◆ Data shown:
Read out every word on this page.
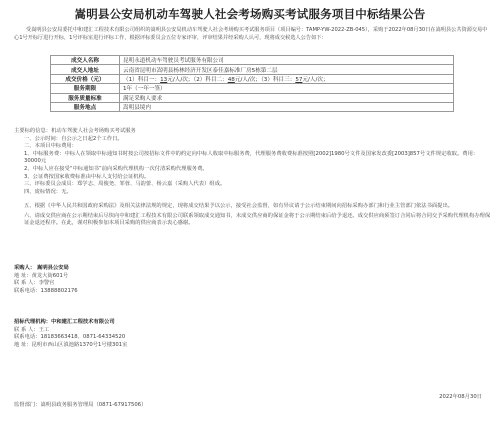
嵩明县公安局机动车驾驶人社会考场购买考试服务项目中标结果公告
受嵩明县公安局委托中和建汇工程技术有限公司组织的嵩明县公安局机动车驾驶人社会考场购买考试服务项目（项目编号：TAMP-YW-2022-ZB-045），采购于2022年08月30日在嵩明县公共资源交易中心1号开标厅进行开标，1号评标室进行评标工作，根据评标委员会五位专家评审，评审结果并经采购人认可，现将成交候选人公告如下：
成交人名称	昆明永道机动车驾驶员考试服务有限公司
成交人地址	云南省昆明市嵩明县杨林经济开发区泰佳嘉标准厂房5栋第二层
成交价格（元）	（1）科目一：13元/人/次；（2）科目二：48元/人/次；（3）科目三：57元/人/次；
服务期限	1年（一年一签）
服务质量标准	满足采购人要求
服务地点	嵩明县境内

主要标的信息：机动车驾驶人社会考场购买考试服务

一、公示时间：自公示之日起2个工作日。

二、本项目中标费用：

1、中标服务费：中标人在领取中标通知书时按公司按招标文件中的约定向中标人收取中标服务费，代理服务费收费标准按照[2002]1980号文件及国家发改委[2003]857号文件规定收取。费用：30000元

2、中标人应在接受“中标通知书”前向采购代理机构一次付清采购代理服务费。

3、公证费按国家收费标准由中标人支付给公证机构。

三、评标委员会成员：郑学志、周俊尧、邹蓉、马韵蕾、杨云嘉（采购人代表）组成。

四、废标情况：无。

五、根据《中华人民共和国政府采购法》及相关法律法规的规定，现将成交结果予以公示，接受社会监督，如有异议请于公示结束期间向招标采购办部门和行业主管部门依法书面提出。

六、请成交供应商在公示期结束后尽快向中和建汇工程技术有限公司联系领取成交通知书，未成交供应商的保证金将于公示期结束后给予退还。成交供应商须签订合同后将合同交予采购代理机构办理保证金退还程序。在此，谨对积极参加本项目采购的供应商表示衷心感谢。

采购人： 嵩明县公安局

地 址：黄龙大街601号

联 系 人：李警官

联系电话：13888802176

招标代理机构：中和建汇工程技术有限公司

联 系 人：王工

联系电话：18183663418、0871-64334520

地 址：昆明市西山区滇池路1370号1号楼301室

2022年08月30日

监督部门：嵩明县政务服务管理局（0871-67917506）
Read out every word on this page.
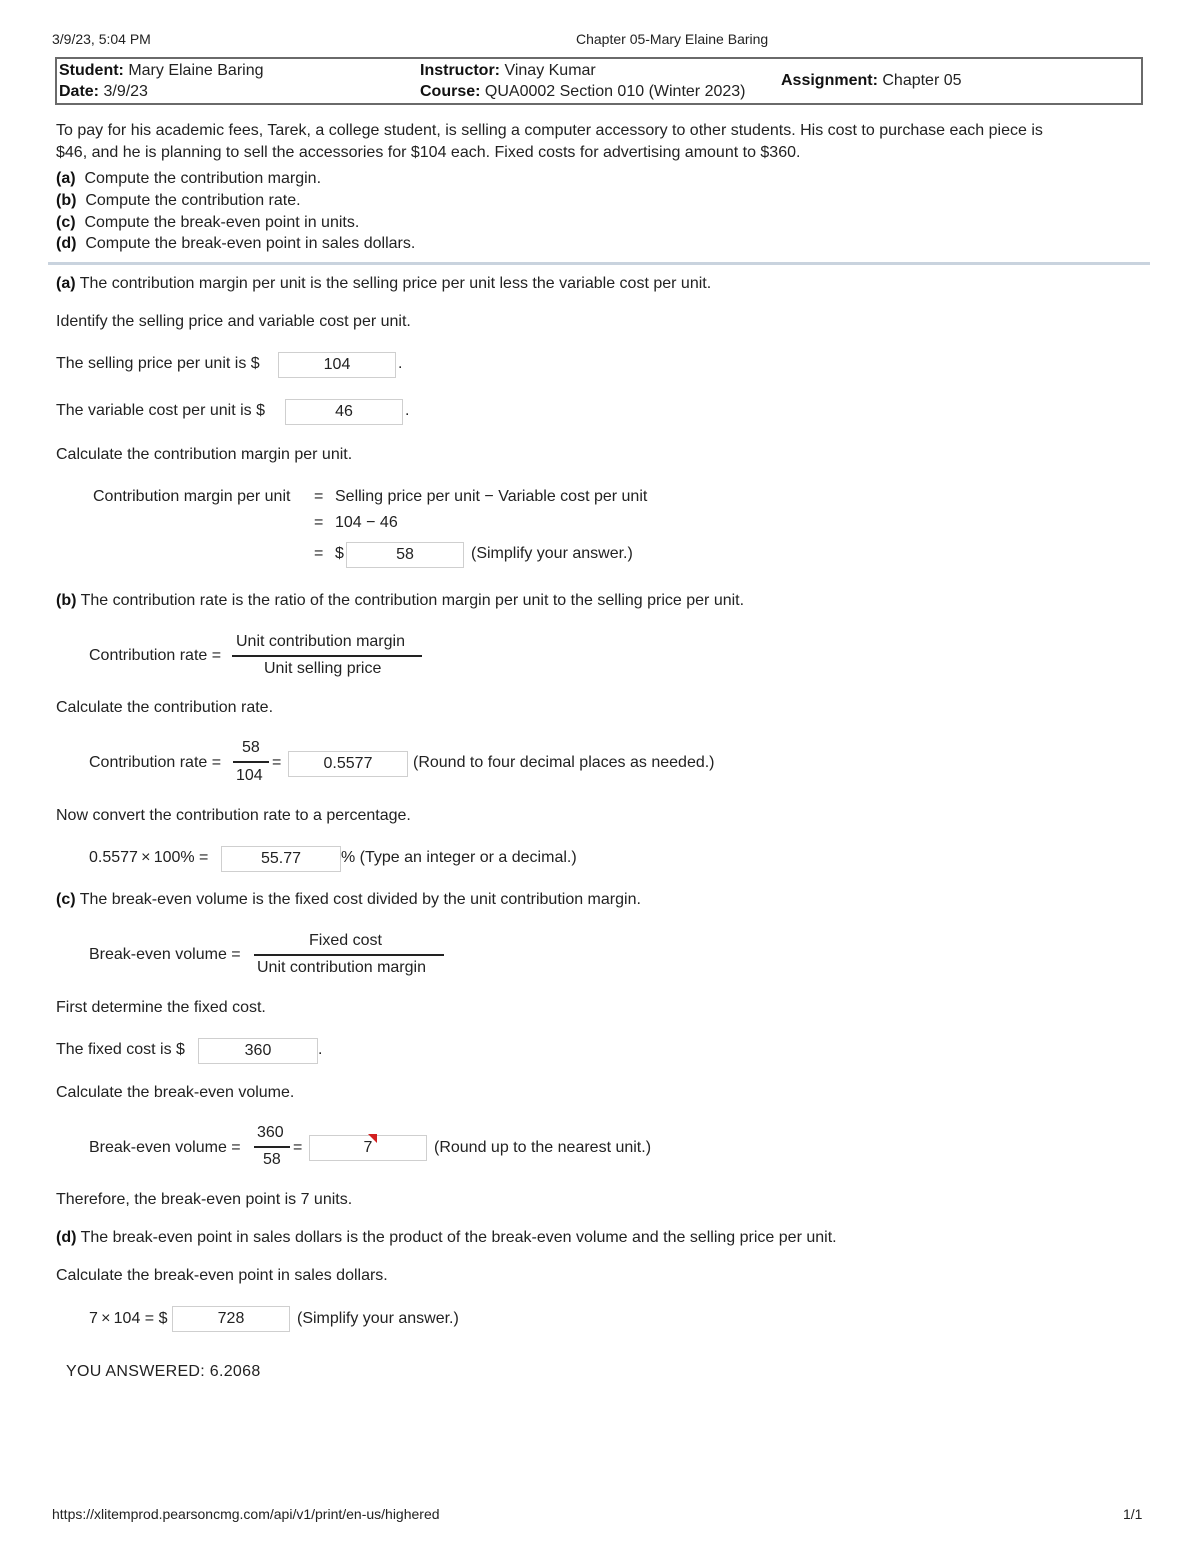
3/9/23, 5:04 PM	Chapter 05-Mary Elaine Baring
Student: Mary Elaine Baring
Date: 3/9/23
Instructor: Vinay Kumar
Course: QUA0002 Section 010 (Winter 2023)
Assignment: Chapter 05
To pay for his academic fees, Tarek, a college student, is selling a computer accessory to other students. His cost to purchase each piece is
$46, and he is planning to sell the accessories for $104 each. Fixed costs for advertising amount to $360.
(a) Compute the contribution margin.
(b) Compute the contribution rate.
(c) Compute the break-even point in units.
(d) Compute the break-even point in sales dollars.
(a) The contribution margin per unit is the selling price per unit less the variable cost per unit.
Identify the selling price and variable cost per unit.
The selling price per unit is $	104	.
The variable cost per unit is $	46	.
Calculate the contribution margin per unit.
Contribution margin per unit = Selling price per unit − Variable cost per unit
= 104 − 46
= $	58	(Simplify your answer.)
(b) The contribution rate is the ratio of the contribution margin per unit to the selling price per unit.
Contribution rate =
Unit contribution margin
Unit selling price
Calculate the contribution rate.
Contribution rate =
58
104
=	0.5577	(Round to four decimal places as needed.)
Now convert the contribution rate to a percentage.
0.5577 × 100% =	55.77	% (Type an integer or a decimal.)
(c) The break-even volume is the fixed cost divided by the unit contribution margin.
Break-even volume =
Fixed cost
Unit contribution margin
First determine the fixed cost.
The fixed cost is $	360	.
Calculate the break-even volume.
Break-even volume =
360
58
=	7	(Round up to the nearest unit.)
Therefore, the break-even point is 7 units.
(d) The break-even point in sales dollars is the product of the break-even volume and the selling price per unit.
Calculate the break-even point in sales dollars.
7 × 104 = $	728	(Simplify your answer.)
YOU ANSWERED: 6.2068
https://xlitemprod.pearsoncmg.com/api/v1/print/en-us/highered	1/1
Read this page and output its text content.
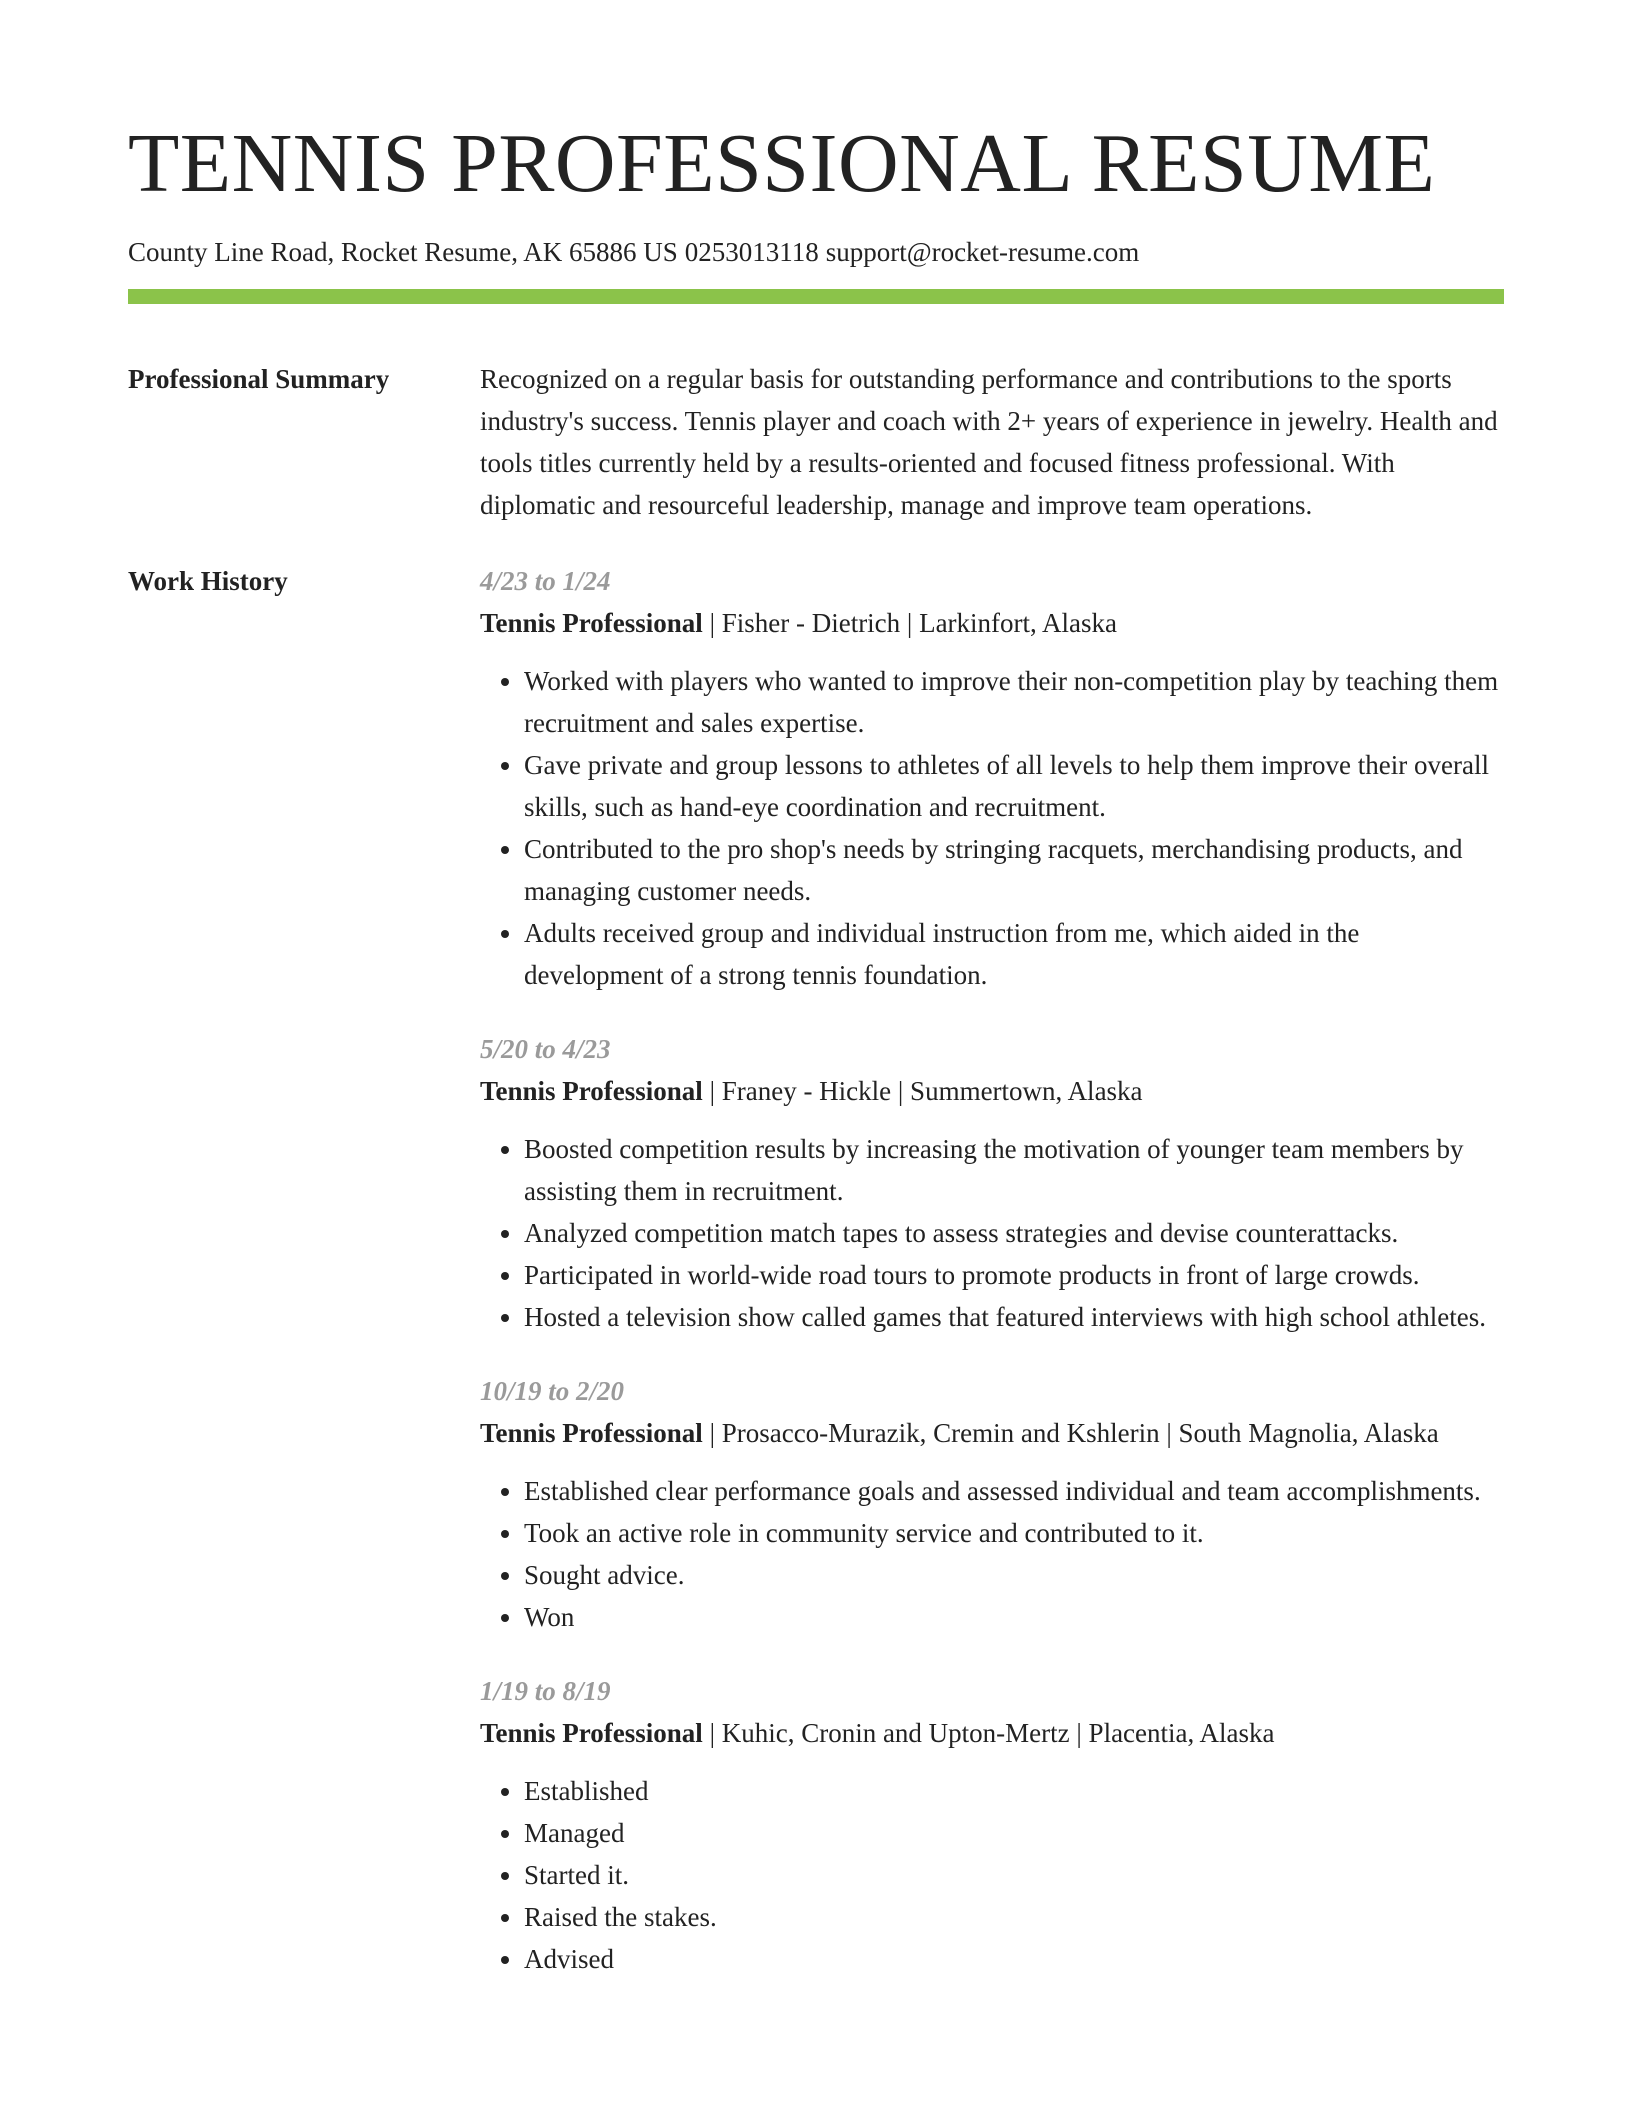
TENNIS PROFESSIONAL RESUME
County Line Road, Rocket Resume, AK 65886 US 0253013118 support@rocket-resume.com
Professional Summary	Recognized on a regular basis for outstanding performance and contributions to the sports industry's success. Tennis player and coach with 2+ years of experience in jewelry. Health and tools titles currently held by a results-oriented and focused fitness professional. With diplomatic and resourceful leadership, manage and improve team operations.

Work History	4/23 to 1/24
Tennis Professional | Fisher - Dietrich | Larkinfort, Alaska
• Worked with players who wanted to improve their non-competition play by teaching them recruitment and sales expertise.
• Gave private and group lessons to athletes of all levels to help them improve their overall skills, such as hand-eye coordination and recruitment.
• Contributed to the pro shop's needs by stringing racquets, merchandising products, and managing customer needs.
• Adults received group and individual instruction from me, which aided in the development of a strong tennis foundation.
5/20 to 4/23
Tennis Professional | Franey - Hickle | Summertown, Alaska
• Boosted competition results by increasing the motivation of younger team members by assisting them in recruitment.
• Analyzed competition match tapes to assess strategies and devise counterattacks.
• Participated in world-wide road tours to promote products in front of large crowds.
• Hosted a television show called games that featured interviews with high school athletes.
10/19 to 2/20
Tennis Professional | Prosacco-Murazik, Cremin and Kshlerin | South Magnolia, Alaska
• Established clear performance goals and assessed individual and team accomplishments.
• Took an active role in community service and contributed to it.
• Sought advice.
• Won
1/19 to 8/19
Tennis Professional | Kuhic, Cronin and Upton-Mertz | Placentia, Alaska
• Established
• Managed
• Started it.
• Raised the stakes.
• Advised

◆ Written instruction: Omit the pictures and retype exactly the lines from the one with "Read this page and output its text content." through the final line, both ends included.

◆ Solution below:
Read this page and output its text content.
TENNIS PROFESSIONAL RESUME
County Line Road, Rocket Resume, AK 65886 US 0253013118 support@rocket-resume.com
Professional Summary	Recognized on a regular basis for outstanding performance and contributions to the sports industry's success. Tennis player and coach with 2+ years of experience in jewelry. Health and tools titles currently held by a results-oriented and focused fitness professional. With diplomatic and resourceful leadership, manage and improve team operations.

Work History	4/23 to 1/24
Tennis Professional | Fisher - Dietrich | Larkinfort, Alaska
• Worked with players who wanted to improve their non-competition play by teaching them recruitment and sales expertise.
• Gave private and group lessons to athletes of all levels to help them improve their overall skills, such as hand-eye coordination and recruitment.
• Contributed to the pro shop's needs by stringing racquets, merchandising products, and managing customer needs.
• Adults received group and individual instruction from me, which aided in the development of a strong tennis foundation.
5/20 to 4/23
Tennis Professional | Franey - Hickle | Summertown, Alaska
• Boosted competition results by increasing the motivation of younger team members by assisting them in recruitment.
• Analyzed competition match tapes to assess strategies and devise counterattacks.
• Participated in world-wide road tours to promote products in front of large crowds.
• Hosted a television show called games that featured interviews with high school athletes.
10/19 to 2/20
Tennis Professional | Prosacco-Murazik, Cremin and Kshlerin | South Magnolia, Alaska
• Established clear performance goals and assessed individual and team accomplishments.
• Took an active role in community service and contributed to it.
• Sought advice.
• Won
1/19 to 8/19
Tennis Professional | Kuhic, Cronin and Upton-Mertz | Placentia, Alaska
• Established
• Managed
• Started it.
• Raised the stakes.
• Advised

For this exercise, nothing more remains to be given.